**BRIEF**
For every line in the records that has the word "veterinarian", make a copy.

**DATASET ENTRIES**
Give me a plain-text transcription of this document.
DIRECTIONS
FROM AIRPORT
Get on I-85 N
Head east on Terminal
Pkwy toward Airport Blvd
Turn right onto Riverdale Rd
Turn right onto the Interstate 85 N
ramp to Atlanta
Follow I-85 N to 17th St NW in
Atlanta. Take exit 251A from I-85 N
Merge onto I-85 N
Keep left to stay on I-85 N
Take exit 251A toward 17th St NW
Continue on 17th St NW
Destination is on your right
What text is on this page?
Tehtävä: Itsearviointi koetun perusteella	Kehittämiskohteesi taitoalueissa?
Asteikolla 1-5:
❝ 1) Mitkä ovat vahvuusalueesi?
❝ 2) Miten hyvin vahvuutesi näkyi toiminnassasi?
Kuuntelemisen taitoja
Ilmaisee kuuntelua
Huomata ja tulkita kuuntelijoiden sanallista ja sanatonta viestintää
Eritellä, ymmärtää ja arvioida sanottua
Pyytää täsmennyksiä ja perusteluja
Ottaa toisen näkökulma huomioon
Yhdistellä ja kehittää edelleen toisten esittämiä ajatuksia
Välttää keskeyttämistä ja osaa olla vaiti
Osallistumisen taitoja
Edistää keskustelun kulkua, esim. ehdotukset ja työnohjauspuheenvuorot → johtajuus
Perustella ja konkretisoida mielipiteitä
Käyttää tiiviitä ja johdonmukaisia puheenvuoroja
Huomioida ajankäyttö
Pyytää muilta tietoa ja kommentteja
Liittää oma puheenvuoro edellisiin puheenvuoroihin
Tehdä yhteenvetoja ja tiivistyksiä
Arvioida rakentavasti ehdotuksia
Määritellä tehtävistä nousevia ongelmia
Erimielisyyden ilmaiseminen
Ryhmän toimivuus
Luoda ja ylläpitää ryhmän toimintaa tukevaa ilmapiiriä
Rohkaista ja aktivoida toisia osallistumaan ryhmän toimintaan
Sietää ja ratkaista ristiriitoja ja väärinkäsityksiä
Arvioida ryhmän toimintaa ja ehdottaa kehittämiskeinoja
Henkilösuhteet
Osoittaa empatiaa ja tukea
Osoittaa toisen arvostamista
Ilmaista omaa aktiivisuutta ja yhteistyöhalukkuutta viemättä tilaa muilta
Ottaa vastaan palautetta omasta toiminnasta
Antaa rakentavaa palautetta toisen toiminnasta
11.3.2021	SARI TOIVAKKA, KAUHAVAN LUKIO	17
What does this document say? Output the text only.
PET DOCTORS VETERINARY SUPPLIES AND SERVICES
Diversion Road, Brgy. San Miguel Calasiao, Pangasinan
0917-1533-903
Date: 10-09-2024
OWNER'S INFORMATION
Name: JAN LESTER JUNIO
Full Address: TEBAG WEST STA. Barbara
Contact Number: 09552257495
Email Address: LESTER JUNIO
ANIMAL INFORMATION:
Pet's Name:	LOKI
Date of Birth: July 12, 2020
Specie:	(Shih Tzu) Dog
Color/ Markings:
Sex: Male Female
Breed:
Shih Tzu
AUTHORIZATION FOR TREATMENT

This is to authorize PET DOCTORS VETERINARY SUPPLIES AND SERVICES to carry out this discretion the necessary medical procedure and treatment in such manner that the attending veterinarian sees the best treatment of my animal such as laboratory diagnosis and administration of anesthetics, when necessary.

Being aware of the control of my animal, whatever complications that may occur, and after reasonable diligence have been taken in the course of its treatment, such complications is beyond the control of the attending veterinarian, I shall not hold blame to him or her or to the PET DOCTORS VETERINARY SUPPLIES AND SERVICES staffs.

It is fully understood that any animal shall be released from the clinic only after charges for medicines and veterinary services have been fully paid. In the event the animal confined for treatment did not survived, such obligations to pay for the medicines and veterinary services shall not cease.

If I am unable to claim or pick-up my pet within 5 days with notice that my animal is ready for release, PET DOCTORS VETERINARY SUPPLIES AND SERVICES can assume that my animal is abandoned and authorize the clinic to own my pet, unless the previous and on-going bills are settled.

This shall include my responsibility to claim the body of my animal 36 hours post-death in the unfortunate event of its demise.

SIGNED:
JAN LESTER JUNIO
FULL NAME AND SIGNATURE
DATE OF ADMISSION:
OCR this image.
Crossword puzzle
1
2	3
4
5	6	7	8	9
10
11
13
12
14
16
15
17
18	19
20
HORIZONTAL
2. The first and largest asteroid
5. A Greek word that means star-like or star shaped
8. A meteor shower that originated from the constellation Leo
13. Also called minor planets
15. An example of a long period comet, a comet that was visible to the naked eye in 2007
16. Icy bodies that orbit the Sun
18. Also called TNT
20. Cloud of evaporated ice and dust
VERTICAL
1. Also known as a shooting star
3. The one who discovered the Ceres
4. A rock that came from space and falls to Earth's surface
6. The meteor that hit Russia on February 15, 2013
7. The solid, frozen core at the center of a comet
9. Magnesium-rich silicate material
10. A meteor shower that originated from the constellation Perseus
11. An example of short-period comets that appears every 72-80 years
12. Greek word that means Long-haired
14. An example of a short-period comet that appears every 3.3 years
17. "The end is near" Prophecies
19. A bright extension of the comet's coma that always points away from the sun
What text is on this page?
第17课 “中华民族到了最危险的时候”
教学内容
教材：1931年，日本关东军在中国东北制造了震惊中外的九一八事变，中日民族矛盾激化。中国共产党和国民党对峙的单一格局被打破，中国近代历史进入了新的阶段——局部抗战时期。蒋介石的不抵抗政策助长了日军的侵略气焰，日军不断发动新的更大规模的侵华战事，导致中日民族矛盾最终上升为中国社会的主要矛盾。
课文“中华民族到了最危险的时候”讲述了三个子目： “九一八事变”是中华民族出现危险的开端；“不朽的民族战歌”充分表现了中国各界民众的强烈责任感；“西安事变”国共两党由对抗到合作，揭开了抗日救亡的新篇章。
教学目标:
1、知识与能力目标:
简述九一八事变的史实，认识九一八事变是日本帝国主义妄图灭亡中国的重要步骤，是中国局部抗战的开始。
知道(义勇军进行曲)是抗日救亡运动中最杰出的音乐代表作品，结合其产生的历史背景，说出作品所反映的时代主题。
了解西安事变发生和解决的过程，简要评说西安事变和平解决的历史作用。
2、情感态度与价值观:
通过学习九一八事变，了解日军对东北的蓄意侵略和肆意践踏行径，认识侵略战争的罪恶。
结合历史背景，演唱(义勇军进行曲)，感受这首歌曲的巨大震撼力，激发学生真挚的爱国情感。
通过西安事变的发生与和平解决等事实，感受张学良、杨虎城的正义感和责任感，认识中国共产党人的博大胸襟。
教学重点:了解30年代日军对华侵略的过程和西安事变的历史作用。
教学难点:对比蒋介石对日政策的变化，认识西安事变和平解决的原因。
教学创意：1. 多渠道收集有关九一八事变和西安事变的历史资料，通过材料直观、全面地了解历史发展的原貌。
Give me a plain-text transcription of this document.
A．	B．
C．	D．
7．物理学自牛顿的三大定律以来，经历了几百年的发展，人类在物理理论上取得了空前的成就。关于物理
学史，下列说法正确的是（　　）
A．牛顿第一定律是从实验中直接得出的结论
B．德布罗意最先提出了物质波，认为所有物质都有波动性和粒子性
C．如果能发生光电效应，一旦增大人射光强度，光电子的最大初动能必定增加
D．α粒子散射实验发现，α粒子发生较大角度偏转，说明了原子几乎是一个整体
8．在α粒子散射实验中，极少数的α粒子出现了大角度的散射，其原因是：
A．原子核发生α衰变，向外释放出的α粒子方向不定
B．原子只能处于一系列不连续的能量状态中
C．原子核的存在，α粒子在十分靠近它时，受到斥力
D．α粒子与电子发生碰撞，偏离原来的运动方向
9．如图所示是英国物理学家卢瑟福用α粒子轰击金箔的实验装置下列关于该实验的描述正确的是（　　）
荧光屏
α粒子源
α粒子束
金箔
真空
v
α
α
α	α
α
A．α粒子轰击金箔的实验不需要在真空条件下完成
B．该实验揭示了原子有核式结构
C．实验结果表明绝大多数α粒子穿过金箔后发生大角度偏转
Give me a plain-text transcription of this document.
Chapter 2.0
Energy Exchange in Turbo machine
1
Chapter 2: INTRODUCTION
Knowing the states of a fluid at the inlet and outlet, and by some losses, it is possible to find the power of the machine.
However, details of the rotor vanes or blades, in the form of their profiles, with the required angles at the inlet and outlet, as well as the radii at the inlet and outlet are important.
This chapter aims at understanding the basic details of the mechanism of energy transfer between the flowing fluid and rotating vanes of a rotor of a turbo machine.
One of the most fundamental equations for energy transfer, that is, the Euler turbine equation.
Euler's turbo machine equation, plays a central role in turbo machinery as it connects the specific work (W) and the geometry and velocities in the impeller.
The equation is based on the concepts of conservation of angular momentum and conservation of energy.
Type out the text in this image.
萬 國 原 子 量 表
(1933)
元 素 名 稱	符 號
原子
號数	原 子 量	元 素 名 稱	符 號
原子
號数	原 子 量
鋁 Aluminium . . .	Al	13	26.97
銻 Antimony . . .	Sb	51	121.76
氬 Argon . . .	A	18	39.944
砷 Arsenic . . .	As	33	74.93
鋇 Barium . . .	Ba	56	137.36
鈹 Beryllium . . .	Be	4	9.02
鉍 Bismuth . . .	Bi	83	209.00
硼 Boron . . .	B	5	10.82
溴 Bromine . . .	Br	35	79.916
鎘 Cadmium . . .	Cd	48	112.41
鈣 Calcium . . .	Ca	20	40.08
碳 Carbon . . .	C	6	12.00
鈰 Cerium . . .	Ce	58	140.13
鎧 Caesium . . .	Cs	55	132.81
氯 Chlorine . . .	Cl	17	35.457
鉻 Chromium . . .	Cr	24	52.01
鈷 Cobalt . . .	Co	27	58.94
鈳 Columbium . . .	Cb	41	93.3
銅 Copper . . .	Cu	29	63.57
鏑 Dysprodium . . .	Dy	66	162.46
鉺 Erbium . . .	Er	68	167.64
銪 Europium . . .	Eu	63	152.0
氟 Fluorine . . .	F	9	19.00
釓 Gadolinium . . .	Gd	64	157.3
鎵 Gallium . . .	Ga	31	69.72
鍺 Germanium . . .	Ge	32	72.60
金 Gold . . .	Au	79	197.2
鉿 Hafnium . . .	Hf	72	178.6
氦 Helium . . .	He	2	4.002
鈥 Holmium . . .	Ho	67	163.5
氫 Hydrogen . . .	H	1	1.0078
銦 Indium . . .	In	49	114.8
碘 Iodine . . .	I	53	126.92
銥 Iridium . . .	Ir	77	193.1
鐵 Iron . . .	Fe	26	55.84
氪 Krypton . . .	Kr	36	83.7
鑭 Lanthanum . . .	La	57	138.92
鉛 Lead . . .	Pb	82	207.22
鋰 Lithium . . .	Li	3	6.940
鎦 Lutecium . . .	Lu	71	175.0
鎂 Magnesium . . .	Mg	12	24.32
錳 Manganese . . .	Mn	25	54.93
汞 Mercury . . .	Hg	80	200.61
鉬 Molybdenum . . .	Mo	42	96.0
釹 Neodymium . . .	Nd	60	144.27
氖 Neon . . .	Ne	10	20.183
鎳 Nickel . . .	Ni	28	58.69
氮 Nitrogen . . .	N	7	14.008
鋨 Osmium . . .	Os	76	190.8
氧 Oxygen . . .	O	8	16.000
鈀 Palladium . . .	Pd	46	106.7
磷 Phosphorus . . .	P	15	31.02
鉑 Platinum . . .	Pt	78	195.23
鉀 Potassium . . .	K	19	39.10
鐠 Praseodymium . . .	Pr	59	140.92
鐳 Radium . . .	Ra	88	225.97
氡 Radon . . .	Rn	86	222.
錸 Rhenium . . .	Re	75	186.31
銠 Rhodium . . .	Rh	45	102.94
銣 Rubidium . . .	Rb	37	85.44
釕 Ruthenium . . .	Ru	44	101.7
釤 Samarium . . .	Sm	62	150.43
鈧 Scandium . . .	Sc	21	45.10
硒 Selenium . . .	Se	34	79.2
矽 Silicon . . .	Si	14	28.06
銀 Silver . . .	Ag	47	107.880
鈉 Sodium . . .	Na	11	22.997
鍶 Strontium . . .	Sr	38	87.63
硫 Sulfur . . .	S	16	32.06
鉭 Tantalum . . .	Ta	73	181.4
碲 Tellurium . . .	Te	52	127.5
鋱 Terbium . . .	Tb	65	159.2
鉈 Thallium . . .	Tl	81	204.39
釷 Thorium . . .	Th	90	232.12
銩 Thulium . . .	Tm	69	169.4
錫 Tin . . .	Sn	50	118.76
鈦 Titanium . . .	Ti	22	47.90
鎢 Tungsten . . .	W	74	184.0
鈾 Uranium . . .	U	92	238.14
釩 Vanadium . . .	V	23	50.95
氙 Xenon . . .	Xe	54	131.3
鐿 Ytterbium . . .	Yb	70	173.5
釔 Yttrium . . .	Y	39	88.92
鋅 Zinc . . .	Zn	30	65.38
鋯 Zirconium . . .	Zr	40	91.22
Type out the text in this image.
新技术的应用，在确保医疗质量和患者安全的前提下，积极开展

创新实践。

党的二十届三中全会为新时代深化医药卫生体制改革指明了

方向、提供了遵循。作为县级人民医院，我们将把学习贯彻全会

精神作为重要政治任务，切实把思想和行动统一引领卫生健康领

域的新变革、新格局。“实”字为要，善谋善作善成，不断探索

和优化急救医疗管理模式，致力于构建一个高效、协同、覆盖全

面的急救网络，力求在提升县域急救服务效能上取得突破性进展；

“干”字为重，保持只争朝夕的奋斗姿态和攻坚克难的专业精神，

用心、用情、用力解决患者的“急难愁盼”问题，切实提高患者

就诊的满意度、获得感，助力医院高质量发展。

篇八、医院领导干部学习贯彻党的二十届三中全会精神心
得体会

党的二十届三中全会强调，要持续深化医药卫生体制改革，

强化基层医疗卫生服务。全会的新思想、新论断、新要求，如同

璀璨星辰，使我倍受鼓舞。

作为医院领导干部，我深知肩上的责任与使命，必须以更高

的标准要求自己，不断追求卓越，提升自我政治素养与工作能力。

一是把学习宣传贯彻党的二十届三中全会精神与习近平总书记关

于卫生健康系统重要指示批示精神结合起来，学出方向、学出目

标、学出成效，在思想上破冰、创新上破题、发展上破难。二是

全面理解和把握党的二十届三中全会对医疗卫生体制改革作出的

**ANSWER TO THE EXERCISE**
This is to authorize PET DOCTORS VETERINARY SUPPLIES AND SERVICES to carry out this discretion the necessary medical procedure and treatment in such manner that the attending veterinarian sees the best treatment of my animal such as laboratory diagnosis and administration of anesthetics, when necessary.
Being aware of the control of my animal, whatever complications that may occur, and after reasonable diligence have been taken in the course of its treatment, such complications is beyond the control of the attending veterinarian, I shall not hold blame to him or her or to the PET DOCTORS VETERINARY SUPPLIES AND SERVICES staffs.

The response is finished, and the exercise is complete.